INSTRUCTION
Consider the records below. How many of their lines include the word "relative"? State the number and nothing else.

Stored dataset items
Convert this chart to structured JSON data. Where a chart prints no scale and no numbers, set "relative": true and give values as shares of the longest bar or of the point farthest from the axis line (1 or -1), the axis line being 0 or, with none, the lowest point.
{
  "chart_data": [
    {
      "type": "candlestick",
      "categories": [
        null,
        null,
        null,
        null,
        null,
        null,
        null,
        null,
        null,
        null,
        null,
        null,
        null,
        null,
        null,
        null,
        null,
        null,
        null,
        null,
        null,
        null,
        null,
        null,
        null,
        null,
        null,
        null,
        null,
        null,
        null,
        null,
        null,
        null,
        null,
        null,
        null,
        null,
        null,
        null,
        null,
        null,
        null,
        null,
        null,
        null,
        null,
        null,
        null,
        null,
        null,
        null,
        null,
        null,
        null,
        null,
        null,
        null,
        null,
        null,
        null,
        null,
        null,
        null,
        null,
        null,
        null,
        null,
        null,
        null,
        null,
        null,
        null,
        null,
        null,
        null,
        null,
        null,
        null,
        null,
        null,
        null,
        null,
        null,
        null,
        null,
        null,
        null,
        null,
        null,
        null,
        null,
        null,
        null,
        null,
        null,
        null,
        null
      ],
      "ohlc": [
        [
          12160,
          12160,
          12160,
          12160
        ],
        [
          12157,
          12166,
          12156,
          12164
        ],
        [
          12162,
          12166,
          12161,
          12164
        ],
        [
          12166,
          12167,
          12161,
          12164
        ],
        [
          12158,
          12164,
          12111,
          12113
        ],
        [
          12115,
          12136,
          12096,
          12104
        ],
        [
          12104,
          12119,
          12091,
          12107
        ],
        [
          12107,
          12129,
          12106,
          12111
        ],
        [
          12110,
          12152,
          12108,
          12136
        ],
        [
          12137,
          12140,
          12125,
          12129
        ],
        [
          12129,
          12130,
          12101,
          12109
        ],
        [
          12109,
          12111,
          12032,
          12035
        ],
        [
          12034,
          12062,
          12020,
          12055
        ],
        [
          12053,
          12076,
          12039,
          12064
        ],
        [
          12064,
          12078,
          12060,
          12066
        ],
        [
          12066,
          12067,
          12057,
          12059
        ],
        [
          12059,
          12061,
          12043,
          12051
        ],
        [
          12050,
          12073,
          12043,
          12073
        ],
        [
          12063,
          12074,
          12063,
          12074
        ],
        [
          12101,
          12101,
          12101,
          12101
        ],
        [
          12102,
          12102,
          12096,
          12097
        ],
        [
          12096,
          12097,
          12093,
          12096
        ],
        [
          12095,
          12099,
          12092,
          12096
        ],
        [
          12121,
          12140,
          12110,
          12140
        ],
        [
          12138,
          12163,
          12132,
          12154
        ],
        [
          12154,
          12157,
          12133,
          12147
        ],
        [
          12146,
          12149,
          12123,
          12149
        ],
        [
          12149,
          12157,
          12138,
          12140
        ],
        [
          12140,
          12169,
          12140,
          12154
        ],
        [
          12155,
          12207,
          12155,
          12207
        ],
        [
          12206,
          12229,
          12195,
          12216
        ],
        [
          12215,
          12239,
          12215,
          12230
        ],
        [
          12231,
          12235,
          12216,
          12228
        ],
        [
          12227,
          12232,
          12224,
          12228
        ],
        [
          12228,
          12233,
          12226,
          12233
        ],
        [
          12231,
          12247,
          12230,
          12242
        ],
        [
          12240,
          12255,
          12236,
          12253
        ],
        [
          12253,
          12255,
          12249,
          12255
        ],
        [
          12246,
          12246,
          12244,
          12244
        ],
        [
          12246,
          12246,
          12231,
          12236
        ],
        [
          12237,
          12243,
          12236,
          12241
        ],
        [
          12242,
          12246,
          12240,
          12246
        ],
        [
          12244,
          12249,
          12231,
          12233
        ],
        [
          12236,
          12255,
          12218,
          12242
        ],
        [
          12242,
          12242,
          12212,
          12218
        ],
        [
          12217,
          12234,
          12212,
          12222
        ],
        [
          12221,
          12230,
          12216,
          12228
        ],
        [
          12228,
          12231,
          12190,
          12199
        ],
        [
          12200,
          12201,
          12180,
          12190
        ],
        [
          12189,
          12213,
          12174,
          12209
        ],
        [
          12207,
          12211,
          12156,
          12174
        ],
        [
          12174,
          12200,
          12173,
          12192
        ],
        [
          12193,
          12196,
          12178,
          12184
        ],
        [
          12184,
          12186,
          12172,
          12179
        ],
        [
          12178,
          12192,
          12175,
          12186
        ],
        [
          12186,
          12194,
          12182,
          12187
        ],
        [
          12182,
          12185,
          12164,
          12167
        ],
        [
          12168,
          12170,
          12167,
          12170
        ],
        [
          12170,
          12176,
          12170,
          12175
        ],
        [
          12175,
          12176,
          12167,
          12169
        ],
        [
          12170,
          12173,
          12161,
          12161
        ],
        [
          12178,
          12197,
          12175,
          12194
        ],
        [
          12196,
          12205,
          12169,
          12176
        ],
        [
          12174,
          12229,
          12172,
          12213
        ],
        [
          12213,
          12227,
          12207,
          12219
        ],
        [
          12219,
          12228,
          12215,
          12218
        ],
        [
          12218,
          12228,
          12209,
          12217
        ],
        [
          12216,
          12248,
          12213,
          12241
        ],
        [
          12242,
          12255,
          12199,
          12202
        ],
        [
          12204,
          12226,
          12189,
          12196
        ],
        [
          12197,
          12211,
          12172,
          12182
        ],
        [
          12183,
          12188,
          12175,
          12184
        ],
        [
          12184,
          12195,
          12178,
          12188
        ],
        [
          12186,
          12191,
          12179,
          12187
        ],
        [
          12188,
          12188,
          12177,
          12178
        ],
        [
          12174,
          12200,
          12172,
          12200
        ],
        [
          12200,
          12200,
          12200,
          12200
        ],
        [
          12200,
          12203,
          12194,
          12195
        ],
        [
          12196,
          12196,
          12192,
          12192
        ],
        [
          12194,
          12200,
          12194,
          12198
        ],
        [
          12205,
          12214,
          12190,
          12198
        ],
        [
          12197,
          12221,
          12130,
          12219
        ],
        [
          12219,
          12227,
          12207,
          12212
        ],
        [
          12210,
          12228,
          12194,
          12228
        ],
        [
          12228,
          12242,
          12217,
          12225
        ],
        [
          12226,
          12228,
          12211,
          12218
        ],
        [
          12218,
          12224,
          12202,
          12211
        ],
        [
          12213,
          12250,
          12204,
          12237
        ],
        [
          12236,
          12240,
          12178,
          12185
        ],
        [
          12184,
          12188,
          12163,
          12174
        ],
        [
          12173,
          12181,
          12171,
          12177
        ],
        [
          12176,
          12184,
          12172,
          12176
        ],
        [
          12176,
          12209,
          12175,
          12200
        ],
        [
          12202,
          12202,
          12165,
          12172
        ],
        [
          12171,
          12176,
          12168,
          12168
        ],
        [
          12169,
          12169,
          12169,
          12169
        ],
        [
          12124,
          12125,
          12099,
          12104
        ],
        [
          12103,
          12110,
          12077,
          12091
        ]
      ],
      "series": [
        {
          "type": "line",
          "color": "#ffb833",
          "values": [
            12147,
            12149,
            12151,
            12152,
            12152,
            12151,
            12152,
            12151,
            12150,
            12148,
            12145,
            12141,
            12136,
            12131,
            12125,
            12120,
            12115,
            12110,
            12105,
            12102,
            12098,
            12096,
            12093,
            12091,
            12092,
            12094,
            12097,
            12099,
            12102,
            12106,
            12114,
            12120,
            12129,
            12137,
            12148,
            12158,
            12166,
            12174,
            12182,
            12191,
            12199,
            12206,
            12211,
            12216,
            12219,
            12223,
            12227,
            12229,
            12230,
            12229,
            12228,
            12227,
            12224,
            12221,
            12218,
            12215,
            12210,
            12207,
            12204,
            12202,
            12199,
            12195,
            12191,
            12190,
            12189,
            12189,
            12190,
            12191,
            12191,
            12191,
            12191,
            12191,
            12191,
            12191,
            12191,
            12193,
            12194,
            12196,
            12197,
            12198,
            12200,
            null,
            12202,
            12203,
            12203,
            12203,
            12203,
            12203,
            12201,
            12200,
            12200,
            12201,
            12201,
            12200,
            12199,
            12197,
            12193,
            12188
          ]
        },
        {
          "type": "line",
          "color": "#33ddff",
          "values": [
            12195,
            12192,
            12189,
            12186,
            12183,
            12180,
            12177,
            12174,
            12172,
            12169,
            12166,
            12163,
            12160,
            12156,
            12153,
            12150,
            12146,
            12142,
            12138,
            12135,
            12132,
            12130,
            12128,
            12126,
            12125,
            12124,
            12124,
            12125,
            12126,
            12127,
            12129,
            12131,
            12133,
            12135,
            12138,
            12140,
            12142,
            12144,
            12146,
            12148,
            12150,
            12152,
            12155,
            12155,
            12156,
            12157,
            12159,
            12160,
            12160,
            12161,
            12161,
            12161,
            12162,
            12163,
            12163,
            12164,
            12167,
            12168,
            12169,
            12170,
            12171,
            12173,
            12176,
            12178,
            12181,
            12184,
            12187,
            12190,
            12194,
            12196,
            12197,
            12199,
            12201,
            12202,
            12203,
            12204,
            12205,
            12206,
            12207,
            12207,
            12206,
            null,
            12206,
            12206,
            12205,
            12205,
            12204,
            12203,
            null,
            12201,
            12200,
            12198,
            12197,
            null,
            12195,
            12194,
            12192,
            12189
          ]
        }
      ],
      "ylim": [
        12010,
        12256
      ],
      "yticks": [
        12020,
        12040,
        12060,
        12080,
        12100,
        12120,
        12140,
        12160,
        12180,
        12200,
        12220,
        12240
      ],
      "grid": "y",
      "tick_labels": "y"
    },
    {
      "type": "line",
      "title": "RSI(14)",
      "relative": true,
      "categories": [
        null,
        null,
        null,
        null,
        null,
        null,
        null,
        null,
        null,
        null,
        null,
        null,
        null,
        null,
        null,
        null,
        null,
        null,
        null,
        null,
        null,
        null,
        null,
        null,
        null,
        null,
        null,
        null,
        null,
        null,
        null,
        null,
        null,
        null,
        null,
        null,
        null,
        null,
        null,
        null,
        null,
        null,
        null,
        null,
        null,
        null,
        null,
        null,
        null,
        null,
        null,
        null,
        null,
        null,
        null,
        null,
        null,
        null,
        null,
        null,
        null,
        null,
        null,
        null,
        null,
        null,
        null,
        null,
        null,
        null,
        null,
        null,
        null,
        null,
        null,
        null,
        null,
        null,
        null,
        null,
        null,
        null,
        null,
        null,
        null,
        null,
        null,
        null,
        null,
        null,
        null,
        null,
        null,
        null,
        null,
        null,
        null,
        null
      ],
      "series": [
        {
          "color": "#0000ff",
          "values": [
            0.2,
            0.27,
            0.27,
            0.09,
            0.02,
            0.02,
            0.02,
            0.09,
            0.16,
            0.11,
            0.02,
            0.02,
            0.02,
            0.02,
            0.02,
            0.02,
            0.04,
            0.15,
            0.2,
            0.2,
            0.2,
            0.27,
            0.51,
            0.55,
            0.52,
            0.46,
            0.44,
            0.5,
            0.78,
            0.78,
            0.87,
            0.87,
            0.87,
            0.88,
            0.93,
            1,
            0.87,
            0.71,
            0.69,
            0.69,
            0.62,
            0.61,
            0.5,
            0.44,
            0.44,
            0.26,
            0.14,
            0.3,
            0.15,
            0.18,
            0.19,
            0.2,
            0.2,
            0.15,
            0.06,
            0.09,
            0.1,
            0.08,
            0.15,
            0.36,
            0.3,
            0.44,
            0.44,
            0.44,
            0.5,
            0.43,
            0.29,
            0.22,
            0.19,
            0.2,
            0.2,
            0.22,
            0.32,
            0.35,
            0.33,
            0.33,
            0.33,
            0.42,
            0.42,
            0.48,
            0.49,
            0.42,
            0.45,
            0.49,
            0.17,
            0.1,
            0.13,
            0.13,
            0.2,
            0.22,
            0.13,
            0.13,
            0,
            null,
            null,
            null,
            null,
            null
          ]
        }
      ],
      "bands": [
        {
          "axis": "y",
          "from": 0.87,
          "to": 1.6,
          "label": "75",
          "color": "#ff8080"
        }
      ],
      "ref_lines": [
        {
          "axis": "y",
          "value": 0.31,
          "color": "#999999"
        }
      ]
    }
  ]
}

EXERCISE SOLUTION
2